▸ STATED TASK
Gather every line below where "What" appears.

----------

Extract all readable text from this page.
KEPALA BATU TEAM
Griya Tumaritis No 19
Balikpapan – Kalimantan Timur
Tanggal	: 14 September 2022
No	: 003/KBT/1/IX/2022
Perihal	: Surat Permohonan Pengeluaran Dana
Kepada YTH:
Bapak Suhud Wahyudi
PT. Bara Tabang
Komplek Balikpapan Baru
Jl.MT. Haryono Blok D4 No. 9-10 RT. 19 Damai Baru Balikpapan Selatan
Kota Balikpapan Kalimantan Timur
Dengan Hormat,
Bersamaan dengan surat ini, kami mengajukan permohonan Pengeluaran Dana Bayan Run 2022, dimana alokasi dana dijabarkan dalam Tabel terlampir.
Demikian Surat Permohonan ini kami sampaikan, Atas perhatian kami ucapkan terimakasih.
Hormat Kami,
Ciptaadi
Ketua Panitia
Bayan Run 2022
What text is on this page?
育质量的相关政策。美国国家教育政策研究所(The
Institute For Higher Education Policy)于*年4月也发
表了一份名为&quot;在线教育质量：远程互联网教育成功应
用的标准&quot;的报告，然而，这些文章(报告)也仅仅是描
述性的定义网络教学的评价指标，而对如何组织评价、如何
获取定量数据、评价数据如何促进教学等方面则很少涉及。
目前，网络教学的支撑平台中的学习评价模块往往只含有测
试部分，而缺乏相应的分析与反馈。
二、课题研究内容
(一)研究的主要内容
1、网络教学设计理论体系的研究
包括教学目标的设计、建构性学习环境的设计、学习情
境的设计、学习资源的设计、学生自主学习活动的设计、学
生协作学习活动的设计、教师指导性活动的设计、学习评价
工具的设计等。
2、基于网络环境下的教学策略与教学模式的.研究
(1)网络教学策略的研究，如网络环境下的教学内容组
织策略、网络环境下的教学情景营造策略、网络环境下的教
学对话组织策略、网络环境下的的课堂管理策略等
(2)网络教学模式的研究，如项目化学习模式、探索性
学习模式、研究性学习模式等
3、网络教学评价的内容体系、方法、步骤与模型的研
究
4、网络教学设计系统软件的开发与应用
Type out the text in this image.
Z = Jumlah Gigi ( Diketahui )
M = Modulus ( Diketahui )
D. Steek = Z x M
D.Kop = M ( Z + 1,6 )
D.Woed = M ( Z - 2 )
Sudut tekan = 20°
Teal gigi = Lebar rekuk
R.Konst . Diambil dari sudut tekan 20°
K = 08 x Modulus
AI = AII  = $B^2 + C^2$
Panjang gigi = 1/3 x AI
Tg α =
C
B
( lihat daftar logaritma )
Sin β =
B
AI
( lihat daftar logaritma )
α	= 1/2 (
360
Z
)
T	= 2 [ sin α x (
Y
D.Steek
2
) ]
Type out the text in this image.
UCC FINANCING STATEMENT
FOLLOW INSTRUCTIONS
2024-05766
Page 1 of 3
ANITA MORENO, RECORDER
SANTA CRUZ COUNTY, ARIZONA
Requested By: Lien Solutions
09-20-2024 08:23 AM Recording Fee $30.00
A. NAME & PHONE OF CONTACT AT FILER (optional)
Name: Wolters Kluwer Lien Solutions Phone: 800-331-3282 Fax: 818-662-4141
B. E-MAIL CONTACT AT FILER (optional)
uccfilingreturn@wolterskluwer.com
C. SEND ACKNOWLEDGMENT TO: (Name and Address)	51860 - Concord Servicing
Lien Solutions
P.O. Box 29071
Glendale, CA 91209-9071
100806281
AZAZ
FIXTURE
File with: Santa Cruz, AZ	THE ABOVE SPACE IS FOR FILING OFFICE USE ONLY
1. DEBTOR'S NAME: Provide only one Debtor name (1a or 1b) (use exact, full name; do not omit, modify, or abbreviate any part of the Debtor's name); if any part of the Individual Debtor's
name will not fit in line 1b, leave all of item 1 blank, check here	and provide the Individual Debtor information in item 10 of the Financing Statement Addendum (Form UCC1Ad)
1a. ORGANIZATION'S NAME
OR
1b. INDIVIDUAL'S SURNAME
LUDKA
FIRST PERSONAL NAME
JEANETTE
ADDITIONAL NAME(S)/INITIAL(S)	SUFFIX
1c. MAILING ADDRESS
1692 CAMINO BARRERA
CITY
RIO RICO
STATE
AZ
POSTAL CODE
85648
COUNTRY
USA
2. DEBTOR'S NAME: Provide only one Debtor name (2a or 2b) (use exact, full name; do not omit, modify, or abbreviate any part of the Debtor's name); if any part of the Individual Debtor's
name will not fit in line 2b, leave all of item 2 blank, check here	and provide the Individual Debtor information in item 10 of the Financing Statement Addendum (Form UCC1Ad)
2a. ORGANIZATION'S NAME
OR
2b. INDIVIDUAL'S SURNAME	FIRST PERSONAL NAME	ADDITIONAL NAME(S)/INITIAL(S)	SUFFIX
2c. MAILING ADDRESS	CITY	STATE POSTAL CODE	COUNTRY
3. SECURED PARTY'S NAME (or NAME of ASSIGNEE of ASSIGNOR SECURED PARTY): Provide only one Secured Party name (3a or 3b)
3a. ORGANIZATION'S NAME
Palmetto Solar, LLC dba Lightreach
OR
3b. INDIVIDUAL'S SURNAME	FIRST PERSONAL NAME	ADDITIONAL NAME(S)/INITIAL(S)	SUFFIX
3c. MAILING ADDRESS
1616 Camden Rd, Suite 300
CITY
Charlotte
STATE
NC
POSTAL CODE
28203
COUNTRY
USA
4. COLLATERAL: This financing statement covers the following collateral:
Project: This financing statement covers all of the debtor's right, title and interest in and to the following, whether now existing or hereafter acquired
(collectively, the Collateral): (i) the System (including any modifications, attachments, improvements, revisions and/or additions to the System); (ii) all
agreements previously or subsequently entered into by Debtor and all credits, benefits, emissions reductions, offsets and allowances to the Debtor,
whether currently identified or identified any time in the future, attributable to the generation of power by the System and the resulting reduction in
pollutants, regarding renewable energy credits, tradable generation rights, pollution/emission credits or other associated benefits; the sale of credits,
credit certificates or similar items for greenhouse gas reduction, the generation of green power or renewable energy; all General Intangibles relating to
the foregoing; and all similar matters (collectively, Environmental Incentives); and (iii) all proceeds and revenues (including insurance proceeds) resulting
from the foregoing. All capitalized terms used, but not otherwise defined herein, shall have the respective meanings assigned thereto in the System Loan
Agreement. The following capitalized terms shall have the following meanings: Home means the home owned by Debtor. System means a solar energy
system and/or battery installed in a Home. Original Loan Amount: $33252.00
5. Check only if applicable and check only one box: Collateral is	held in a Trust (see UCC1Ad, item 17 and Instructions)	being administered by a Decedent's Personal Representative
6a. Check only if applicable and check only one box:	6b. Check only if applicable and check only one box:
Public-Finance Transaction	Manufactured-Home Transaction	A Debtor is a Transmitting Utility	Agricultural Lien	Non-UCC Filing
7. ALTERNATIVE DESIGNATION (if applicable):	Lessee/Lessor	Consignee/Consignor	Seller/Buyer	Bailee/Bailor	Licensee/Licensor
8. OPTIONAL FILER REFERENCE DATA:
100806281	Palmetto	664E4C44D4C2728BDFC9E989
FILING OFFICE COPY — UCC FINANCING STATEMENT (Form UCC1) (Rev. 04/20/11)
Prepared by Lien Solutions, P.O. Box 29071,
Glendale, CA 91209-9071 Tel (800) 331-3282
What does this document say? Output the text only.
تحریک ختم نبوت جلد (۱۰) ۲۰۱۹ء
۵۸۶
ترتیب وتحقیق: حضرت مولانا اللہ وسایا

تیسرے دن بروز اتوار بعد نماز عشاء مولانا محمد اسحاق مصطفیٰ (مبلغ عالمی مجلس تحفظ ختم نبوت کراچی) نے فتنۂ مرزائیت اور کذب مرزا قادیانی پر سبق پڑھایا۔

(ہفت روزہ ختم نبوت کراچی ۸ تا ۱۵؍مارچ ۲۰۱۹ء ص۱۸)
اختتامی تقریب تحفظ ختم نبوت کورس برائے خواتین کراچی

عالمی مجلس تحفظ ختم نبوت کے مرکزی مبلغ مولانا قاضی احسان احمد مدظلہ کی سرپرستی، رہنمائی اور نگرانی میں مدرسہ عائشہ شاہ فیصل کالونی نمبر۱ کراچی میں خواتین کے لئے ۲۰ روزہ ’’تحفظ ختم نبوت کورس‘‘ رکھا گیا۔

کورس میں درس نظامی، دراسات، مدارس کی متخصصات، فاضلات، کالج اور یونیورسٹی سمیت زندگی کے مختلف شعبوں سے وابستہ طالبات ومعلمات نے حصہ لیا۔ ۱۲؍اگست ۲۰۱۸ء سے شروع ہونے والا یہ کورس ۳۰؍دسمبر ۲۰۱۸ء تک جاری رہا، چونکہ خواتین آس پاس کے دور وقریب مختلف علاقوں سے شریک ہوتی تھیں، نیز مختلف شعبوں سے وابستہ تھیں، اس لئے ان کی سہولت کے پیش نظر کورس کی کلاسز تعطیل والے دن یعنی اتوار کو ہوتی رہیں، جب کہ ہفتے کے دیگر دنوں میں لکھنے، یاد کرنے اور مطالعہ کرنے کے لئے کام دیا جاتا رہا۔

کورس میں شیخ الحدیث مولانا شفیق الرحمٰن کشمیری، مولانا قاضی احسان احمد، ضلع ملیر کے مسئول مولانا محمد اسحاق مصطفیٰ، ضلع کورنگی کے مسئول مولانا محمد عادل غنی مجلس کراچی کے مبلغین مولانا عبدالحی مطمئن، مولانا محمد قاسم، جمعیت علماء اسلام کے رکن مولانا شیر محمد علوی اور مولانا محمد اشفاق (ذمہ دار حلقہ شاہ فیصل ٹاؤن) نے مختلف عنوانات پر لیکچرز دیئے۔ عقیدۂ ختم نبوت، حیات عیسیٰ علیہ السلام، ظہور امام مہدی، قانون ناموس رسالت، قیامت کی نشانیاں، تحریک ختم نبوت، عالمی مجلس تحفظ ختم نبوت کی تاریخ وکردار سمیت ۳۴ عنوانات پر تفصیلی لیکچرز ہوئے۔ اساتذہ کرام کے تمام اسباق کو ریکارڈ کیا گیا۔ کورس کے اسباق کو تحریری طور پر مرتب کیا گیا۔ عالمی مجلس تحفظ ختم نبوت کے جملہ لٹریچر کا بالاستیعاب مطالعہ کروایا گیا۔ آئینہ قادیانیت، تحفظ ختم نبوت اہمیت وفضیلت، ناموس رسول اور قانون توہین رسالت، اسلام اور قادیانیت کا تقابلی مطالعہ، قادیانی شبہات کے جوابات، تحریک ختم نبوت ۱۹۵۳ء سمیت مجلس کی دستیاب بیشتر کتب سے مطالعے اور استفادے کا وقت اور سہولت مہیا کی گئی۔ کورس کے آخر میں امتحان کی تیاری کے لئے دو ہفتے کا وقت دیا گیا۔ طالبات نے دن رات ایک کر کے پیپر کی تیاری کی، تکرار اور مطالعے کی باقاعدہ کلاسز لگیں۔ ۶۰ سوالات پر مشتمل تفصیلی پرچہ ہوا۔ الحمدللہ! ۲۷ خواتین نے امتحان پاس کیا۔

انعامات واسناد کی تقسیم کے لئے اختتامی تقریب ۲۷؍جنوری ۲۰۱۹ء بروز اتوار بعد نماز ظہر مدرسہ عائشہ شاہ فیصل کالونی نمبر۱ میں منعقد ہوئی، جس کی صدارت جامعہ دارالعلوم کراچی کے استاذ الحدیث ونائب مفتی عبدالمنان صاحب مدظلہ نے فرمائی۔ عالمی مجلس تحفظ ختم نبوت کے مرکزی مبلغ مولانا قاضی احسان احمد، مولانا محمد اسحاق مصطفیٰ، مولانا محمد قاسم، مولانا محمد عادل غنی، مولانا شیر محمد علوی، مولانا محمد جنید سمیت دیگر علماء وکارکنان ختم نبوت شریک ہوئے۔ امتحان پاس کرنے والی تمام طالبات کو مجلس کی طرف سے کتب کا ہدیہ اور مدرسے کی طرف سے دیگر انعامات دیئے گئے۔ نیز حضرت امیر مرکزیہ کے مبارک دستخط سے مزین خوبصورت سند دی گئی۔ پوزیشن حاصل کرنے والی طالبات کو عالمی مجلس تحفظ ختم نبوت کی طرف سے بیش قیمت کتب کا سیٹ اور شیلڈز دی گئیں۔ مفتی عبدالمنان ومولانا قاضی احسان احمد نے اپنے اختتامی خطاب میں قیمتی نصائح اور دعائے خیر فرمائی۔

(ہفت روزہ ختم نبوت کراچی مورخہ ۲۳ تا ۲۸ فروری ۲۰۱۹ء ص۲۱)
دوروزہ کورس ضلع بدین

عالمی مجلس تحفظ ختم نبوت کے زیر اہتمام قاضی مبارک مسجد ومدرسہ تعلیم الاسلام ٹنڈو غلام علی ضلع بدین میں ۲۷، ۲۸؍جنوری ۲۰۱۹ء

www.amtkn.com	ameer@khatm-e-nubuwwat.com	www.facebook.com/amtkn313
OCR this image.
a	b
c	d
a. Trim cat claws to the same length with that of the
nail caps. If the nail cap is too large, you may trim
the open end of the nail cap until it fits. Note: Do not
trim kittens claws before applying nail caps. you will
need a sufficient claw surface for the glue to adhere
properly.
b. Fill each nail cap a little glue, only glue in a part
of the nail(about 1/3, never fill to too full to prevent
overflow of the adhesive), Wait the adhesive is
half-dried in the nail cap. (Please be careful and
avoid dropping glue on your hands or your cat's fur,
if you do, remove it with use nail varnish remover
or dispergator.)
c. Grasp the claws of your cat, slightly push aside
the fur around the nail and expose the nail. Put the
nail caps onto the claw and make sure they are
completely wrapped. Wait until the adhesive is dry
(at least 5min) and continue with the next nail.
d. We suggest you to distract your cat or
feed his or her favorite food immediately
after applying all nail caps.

----------

▸ OUTPUT FOR THIS EXERCISE
What text is on this page?
What does this document say? Output the text only.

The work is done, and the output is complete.